## START RAW DATA

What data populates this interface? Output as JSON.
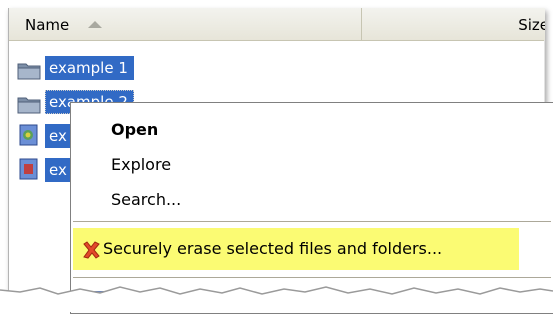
{
  "columns": {
    "name": "Name",
    "size": "Size"
  },
  "files": [
    {
      "name": "example 1",
      "icon": "folder-icon"
    },
    {
      "name": "example 2",
      "icon": "folder-icon"
    },
    {
      "name": "ex",
      "icon": "document-icon"
    },
    {
      "name": "ex",
      "icon": "document-icon"
    }
  ],
  "context_menu": {
    "open": "Open",
    "explore": "Explore",
    "search": "Search...",
    "secure_erase": "Securely erase selected files and folders...",
    "secure_erase_icon": "red-x-icon"
  },
  "colors": {
    "selection": "#316ac5",
    "highlight": "#fbfb73"
  }
}
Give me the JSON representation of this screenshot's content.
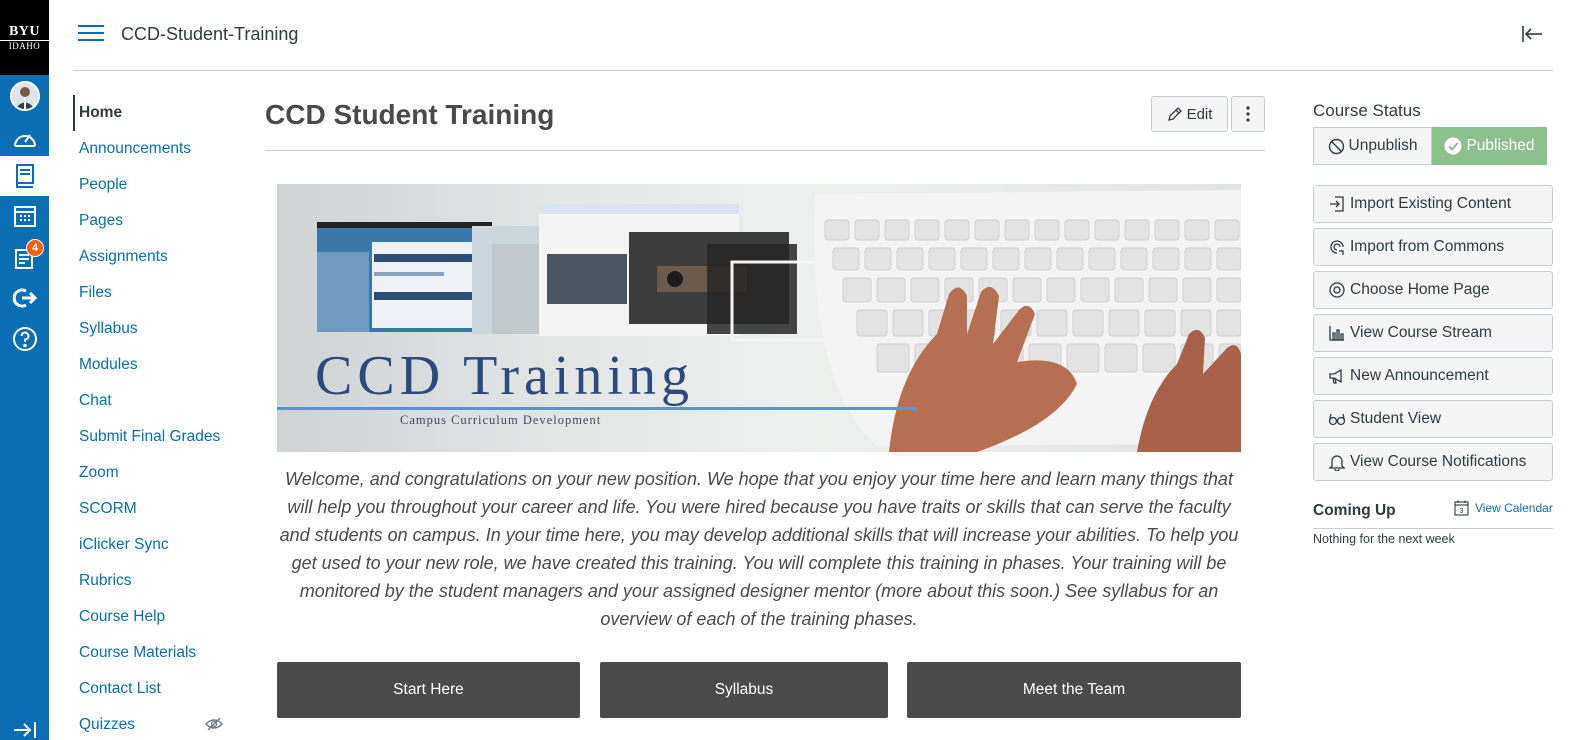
{
  "logo": {
    "line1": "BYU",
    "line2": "IDAHO"
  },
  "global_nav": {
    "inbox_badge": "4"
  },
  "header": {
    "breadcrumb": "CCD-Student-Training"
  },
  "course_nav": {
    "items": [
      "Home",
      "Announcements",
      "People",
      "Pages",
      "Assignments",
      "Files",
      "Syllabus",
      "Modules",
      "Chat",
      "Submit Final Grades",
      "Zoom",
      "SCORM",
      "iClicker Sync",
      "Rubrics",
      "Course Help",
      "Course Materials",
      "Contact List",
      "Quizzes"
    ],
    "active": "Home"
  },
  "main": {
    "title": "CCD Student Training",
    "edit_label": "Edit",
    "banner": {
      "title": "CCD Training",
      "subtitle": "Campus Curriculum Development"
    },
    "welcome": "Welcome, and congratulations on your new position. We hope that you enjoy your time here and learn many things that will help you throughout your career and life. You were hired because you have traits or skills that can serve the faculty and students on campus. In your time here, you may develop additional skills that will increase your abilities. To help you get used to your new role, we have created this training. You will complete this training in phases. Your training will be monitored by the student managers and your assigned designer mentor (more about this soon.) See syllabus for an overview of each of the training phases.",
    "buttons": [
      "Start Here",
      "Syllabus",
      "Meet the Team"
    ]
  },
  "sidebar": {
    "course_status_title": "Course Status",
    "unpublish_label": "Unpublish",
    "published_label": "Published",
    "actions": [
      "Import Existing Content",
      "Import from Commons",
      "Choose Home Page",
      "View Course Stream",
      "New Announcement",
      "Student View",
      "View Course Notifications"
    ],
    "coming_up_title": "Coming Up",
    "view_calendar_label": "View Calendar",
    "calendar_day": "3",
    "coming_up_empty": "Nothing for the next week"
  },
  "colors": {
    "nav_blue": "#0a6eb4",
    "link": "#0770a3",
    "published_green": "#8cc08c",
    "cta_dark": "#4a4a4a",
    "badge_orange": "#fc5e13"
  }
}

## END RAW DATA

With pictures omitted, copy exactly the lines from the one containing "Give me the" through the final line of the listing, both included.

Give me the JSON representation of this screenshot's content.
{
  "logo": {
    "line1": "BYU",
    "line2": "IDAHO"
  },
  "global_nav": {
    "inbox_badge": "4"
  },
  "header": {
    "breadcrumb": "CCD-Student-Training"
  },
  "course_nav": {
    "items": [
      "Home",
      "Announcements",
      "People",
      "Pages",
      "Assignments",
      "Files",
      "Syllabus",
      "Modules",
      "Chat",
      "Submit Final Grades",
      "Zoom",
      "SCORM",
      "iClicker Sync",
      "Rubrics",
      "Course Help",
      "Course Materials",
      "Contact List",
      "Quizzes"
    ],
    "active": "Home"
  },
  "main": {
    "title": "CCD Student Training",
    "edit_label": "Edit",
    "banner": {
      "title": "CCD Training",
      "subtitle": "Campus Curriculum Development"
    },
    "welcome": "Welcome, and congratulations on your new position. We hope that you enjoy your time here and learn many things that will help you throughout your career and life. You were hired because you have traits or skills that can serve the faculty and students on campus. In your time here, you may develop additional skills that will increase your abilities. To help you get used to your new role, we have created this training. You will complete this training in phases. Your training will be monitored by the student managers and your assigned designer mentor (more about this soon.) See syllabus for an overview of each of the training phases.",
    "buttons": [
      "Start Here",
      "Syllabus",
      "Meet the Team"
    ]
  },
  "sidebar": {
    "course_status_title": "Course Status",
    "unpublish_label": "Unpublish",
    "published_label": "Published",
    "actions": [
      "Import Existing Content",
      "Import from Commons",
      "Choose Home Page",
      "View Course Stream",
      "New Announcement",
      "Student View",
      "View Course Notifications"
    ],
    "coming_up_title": "Coming Up",
    "view_calendar_label": "View Calendar",
    "calendar_day": "3",
    "coming_up_empty": "Nothing for the next week"
  },
  "colors": {
    "nav_blue": "#0a6eb4",
    "link": "#0770a3",
    "published_green": "#8cc08c",
    "cta_dark": "#4a4a4a",
    "badge_orange": "#fc5e13"
  }
}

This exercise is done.